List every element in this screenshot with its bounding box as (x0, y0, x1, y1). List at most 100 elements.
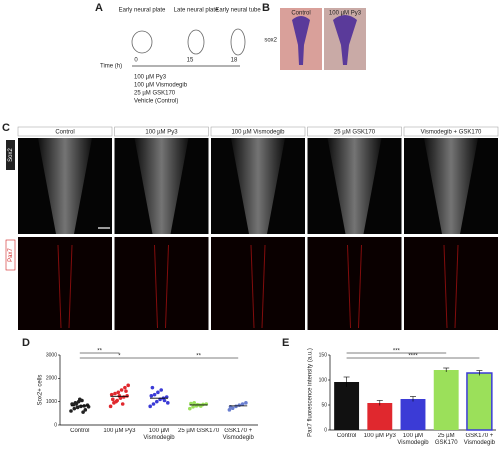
panel-letter: E (282, 337, 289, 349)
pax7-image (114, 237, 209, 330)
category-label: GSK170 + Vismodegib (463, 433, 496, 446)
y-tick-label: 100 (319, 377, 328, 383)
category-label: 25 µM GSK170 (178, 428, 220, 434)
data-point (227, 408, 232, 412)
row-label-box (6, 140, 15, 170)
panel-letter: C (2, 122, 10, 134)
data-point (122, 395, 126, 399)
data-point (155, 399, 159, 404)
treatment: Vehicle (Control) (134, 99, 178, 105)
pax7-image (404, 237, 498, 330)
time-label: Time (h) (100, 64, 122, 70)
data-point (71, 402, 75, 407)
panel-letter: A (95, 2, 103, 14)
data-point (150, 385, 155, 390)
data-point (244, 401, 248, 405)
significance-label: ** (196, 354, 201, 360)
embryo-sketches (131, 28, 246, 67)
column-label: 100 µM Py3 (329, 11, 362, 17)
data-point (151, 402, 156, 406)
category-label: 100 µM Vismodegib (143, 428, 175, 441)
data-point (116, 390, 121, 395)
pax7-signal (261, 244, 266, 329)
data-point (159, 388, 163, 392)
category-label: GSK170 + Vismodegib (223, 428, 254, 441)
significance-label: ** (97, 349, 102, 355)
category-label: Control (70, 428, 89, 434)
category-label: GSK170 + Vismodegib (463, 433, 496, 446)
neural-tube (424, 138, 478, 234)
category-label: 100 µM Vismodegib (397, 433, 429, 446)
pax7-image (211, 237, 305, 330)
data-point (191, 405, 195, 409)
y-tick-label: 150 (319, 352, 328, 358)
category-label: Control (336, 433, 357, 439)
y-axis-label: Pax7 fluorescence intensity (a.u.) (308, 348, 314, 437)
y-tick-label: 0 (324, 427, 327, 433)
row-label: Sox2 (8, 148, 14, 162)
bar (400, 399, 426, 430)
data-point (188, 406, 192, 411)
stain (333, 15, 357, 65)
data-point (162, 398, 167, 403)
data-point (148, 404, 152, 409)
data-point (240, 402, 245, 406)
row-label: Pax7 (8, 248, 14, 262)
y-tick-label: 2000 (46, 376, 57, 382)
label-box (114, 126, 209, 137)
pax7-signal (358, 244, 362, 329)
neural-tube (134, 138, 189, 234)
time-tick: 18 (231, 58, 238, 64)
data-point (119, 388, 124, 392)
category-label: 100 µM Vismodegib (397, 433, 429, 446)
column-label: Control (291, 11, 310, 17)
data-point (124, 389, 128, 393)
y-tick-label: 0 (54, 422, 57, 428)
data-point (69, 409, 73, 413)
pax7-signal (250, 244, 255, 329)
significance-label: * (118, 354, 121, 360)
significance-label: *** (393, 349, 401, 355)
neural-tube (231, 138, 285, 234)
panel-letter: B (262, 2, 270, 14)
pax7-image (307, 237, 402, 330)
category-label: Control (336, 433, 357, 439)
pax7-signal (347, 244, 351, 329)
category-label: 100 µM Vismodegib (143, 428, 175, 441)
label-box (307, 126, 402, 137)
data-point (113, 391, 117, 396)
data-point (156, 390, 160, 395)
data-point (78, 397, 82, 402)
data-point (192, 401, 196, 405)
row-label-box (5, 239, 16, 271)
bar (367, 403, 393, 430)
y-tick-label: 50 (321, 402, 327, 408)
pax7-signal (443, 244, 448, 329)
data-point (125, 394, 129, 398)
category-label: 25 µM GSK170 (178, 428, 220, 434)
data-point (237, 403, 242, 407)
pax7-signal (454, 244, 459, 329)
pax7-signal (57, 244, 62, 329)
pax7-signal (154, 244, 158, 329)
column-label: 25 µM GSK170 (334, 130, 376, 136)
neural-tube (38, 138, 92, 234)
category-label: 25 µM GSK170 (434, 433, 458, 446)
data-point (111, 397, 115, 402)
y-tick-label: 3000 (46, 352, 57, 358)
image-grid: Control 100 µM Py3 100 µM Vismodegib 25 µM … (5, 126, 499, 330)
bar (466, 372, 493, 431)
data-point (117, 394, 122, 398)
category-label: 25 µM GSK170 (434, 433, 458, 446)
data-point (109, 392, 114, 397)
panel-letter: D (22, 337, 30, 349)
stage: Early neural tube (215, 8, 261, 14)
column-label: 100 µM Py3 (145, 130, 178, 136)
category-label: 100 µM Py3 (103, 428, 136, 434)
y-tick-label: 1000 (46, 399, 57, 405)
data-point (126, 383, 130, 388)
label-box (210, 126, 306, 137)
data-point (234, 404, 238, 409)
data-point (79, 404, 83, 409)
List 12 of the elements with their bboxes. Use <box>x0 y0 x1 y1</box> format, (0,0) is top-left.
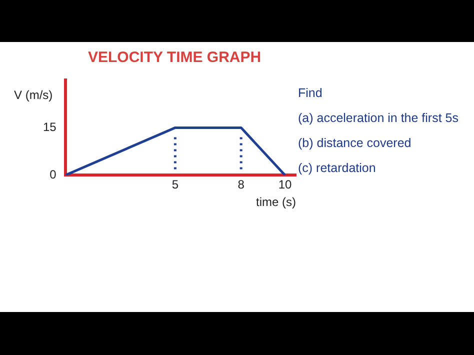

▶ **Do this**
Update the lines starting at the one that contains "panel-letter: E (282, 337, 289, 349)" and ending at the one that contains "data-point (116, 390, 121, 395)" by changing "pax7-image" to "pax7-panel" and leaving everything else unchanged. Return only those lines.

▶ **Written answer**
panel-letter: E (282, 337, 289, 349)
pax7-panel (114, 237, 209, 330)
category-label: GSK170 + Vismodegib (463, 433, 496, 446)
y-tick-label: 100 (319, 377, 328, 383)
category-label: 25 µM GSK170 (178, 428, 220, 434)
data-point (227, 408, 232, 412)
row-label-box (6, 140, 15, 170)
panel-letter: C (2, 122, 10, 134)
data-point (122, 395, 126, 399)
data-point (155, 399, 159, 404)
treatment: Vehicle (Control) (134, 99, 178, 105)
pax7-panel (404, 237, 498, 330)
time-label: Time (h) (100, 64, 122, 70)
data-point (71, 402, 75, 407)
panel-letter: A (95, 2, 103, 14)
data-point (150, 385, 155, 390)
data-point (244, 401, 248, 405)
significance-label: ** (196, 354, 201, 360)
embryo-sketches (131, 28, 246, 67)
column-label: 100 µM Py3 (329, 11, 362, 17)
data-point (151, 402, 156, 406)
category-label: 100 µM Vismodegib (143, 428, 175, 441)
data-point (116, 390, 121, 395)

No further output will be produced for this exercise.